• Instructions to follow
Locate and copy each line in the data that contains the word "Kongo".

Chart and figure data:
[Start]

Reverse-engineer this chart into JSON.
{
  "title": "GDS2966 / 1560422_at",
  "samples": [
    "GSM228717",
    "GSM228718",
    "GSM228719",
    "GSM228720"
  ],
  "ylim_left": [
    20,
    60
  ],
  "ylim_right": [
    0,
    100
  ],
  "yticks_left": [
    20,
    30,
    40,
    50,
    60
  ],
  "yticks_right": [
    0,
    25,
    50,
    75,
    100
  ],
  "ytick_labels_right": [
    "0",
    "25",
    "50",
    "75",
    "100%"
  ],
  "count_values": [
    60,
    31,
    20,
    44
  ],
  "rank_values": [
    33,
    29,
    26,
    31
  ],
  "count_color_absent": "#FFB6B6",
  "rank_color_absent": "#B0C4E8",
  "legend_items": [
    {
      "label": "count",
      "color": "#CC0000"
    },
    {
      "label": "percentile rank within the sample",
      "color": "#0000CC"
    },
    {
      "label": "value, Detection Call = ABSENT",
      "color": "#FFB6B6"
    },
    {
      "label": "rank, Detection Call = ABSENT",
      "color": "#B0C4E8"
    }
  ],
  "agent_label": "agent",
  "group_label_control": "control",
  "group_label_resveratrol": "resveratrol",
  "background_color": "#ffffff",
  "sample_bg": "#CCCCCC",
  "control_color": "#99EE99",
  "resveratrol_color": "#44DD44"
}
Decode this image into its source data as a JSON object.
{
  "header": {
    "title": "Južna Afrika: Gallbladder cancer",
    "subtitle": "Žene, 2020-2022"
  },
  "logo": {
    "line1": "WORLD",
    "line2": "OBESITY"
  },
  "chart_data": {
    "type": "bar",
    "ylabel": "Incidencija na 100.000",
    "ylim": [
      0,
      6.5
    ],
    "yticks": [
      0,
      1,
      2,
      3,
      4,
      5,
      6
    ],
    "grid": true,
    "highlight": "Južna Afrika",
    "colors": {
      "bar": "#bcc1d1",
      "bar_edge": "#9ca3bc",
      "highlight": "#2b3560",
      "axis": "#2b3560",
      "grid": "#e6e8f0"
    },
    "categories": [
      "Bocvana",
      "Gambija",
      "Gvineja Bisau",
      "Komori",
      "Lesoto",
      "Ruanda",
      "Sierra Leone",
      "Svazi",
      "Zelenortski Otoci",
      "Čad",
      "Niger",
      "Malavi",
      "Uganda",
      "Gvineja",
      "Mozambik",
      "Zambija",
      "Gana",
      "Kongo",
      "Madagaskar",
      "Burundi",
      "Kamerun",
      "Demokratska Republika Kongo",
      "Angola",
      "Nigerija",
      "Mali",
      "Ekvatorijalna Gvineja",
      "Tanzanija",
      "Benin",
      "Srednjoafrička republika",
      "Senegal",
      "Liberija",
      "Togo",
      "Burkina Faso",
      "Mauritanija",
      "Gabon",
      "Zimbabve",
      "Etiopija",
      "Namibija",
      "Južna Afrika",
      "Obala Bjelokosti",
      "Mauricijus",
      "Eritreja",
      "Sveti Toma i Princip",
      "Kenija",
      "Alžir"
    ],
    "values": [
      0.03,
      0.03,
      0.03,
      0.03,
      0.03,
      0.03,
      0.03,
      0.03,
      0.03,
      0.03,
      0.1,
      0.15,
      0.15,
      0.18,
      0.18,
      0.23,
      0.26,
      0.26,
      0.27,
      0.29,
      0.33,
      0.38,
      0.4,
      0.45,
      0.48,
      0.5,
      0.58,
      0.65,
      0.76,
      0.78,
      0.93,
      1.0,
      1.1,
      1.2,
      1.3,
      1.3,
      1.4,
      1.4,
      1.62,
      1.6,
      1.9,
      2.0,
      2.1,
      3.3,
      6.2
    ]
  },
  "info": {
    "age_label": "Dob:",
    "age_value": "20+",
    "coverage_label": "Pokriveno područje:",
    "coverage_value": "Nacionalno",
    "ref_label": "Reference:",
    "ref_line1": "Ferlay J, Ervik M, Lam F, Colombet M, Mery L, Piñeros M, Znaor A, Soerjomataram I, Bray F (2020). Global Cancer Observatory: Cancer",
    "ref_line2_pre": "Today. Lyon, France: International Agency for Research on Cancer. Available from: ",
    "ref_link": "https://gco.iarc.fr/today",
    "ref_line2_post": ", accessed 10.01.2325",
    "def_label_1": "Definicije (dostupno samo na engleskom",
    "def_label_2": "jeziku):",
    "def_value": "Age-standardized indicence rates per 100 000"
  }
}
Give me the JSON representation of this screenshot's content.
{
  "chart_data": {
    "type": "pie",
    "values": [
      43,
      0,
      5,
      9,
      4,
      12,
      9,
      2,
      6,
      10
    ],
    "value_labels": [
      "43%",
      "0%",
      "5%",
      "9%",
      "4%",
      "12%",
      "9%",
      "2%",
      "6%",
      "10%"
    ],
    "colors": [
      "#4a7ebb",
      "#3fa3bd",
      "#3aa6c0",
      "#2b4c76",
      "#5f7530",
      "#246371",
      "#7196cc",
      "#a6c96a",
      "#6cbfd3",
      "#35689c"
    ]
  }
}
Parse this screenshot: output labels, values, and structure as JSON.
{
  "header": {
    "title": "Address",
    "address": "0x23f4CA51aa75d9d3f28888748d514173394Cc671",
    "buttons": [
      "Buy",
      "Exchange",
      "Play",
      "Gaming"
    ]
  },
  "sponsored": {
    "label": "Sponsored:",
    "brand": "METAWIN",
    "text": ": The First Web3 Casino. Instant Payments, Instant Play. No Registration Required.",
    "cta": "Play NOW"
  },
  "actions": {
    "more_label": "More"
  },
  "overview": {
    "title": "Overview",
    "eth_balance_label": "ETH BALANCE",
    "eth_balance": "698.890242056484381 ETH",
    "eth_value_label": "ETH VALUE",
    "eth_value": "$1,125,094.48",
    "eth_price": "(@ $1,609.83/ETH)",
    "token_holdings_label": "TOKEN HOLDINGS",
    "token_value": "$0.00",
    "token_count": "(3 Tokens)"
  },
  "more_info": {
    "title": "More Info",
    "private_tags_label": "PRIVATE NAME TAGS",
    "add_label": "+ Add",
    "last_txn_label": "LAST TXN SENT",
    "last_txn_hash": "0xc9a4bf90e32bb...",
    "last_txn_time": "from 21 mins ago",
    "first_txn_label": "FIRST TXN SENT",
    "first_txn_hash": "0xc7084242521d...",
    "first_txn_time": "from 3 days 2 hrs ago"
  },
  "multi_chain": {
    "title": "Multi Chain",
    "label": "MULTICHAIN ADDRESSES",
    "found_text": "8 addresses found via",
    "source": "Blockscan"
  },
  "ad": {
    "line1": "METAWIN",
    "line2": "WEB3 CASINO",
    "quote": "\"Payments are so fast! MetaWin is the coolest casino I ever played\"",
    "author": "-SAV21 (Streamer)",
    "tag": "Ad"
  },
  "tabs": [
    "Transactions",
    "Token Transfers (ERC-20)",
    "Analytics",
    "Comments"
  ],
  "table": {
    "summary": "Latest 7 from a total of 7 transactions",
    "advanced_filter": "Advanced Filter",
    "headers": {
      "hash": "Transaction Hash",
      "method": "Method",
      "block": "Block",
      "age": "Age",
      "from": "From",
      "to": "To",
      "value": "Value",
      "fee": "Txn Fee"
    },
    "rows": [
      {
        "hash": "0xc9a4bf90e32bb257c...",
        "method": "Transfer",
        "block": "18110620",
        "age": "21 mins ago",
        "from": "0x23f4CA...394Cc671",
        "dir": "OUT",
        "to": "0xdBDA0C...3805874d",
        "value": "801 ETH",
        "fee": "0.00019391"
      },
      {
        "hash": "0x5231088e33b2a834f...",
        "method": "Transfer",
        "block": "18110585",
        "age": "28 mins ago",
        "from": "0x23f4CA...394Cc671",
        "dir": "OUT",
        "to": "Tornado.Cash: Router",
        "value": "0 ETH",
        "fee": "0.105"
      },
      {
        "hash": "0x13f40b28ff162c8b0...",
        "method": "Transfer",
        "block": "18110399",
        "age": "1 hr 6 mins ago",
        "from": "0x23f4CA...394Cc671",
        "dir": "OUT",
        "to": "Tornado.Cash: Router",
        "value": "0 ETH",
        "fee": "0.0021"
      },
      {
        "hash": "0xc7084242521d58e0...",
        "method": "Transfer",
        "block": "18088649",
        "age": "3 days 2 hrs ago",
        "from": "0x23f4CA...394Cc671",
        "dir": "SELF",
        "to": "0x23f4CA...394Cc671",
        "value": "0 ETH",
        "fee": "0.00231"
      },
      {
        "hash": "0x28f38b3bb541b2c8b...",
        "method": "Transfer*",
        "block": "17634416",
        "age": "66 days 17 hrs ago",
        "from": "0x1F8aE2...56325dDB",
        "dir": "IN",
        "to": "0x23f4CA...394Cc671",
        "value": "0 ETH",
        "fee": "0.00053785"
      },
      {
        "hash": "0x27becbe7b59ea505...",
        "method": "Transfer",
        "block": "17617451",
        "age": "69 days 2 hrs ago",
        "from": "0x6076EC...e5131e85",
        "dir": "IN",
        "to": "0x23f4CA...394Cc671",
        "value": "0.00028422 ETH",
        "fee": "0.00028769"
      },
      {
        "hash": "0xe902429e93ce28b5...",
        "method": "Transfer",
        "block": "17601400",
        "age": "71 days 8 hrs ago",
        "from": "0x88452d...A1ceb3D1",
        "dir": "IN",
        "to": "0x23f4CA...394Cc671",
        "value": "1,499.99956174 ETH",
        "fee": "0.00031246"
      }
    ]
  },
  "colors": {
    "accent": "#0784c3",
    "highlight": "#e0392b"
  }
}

[End]

• Complete response
      "Kongo",
      "Demokratska Republika Kongo",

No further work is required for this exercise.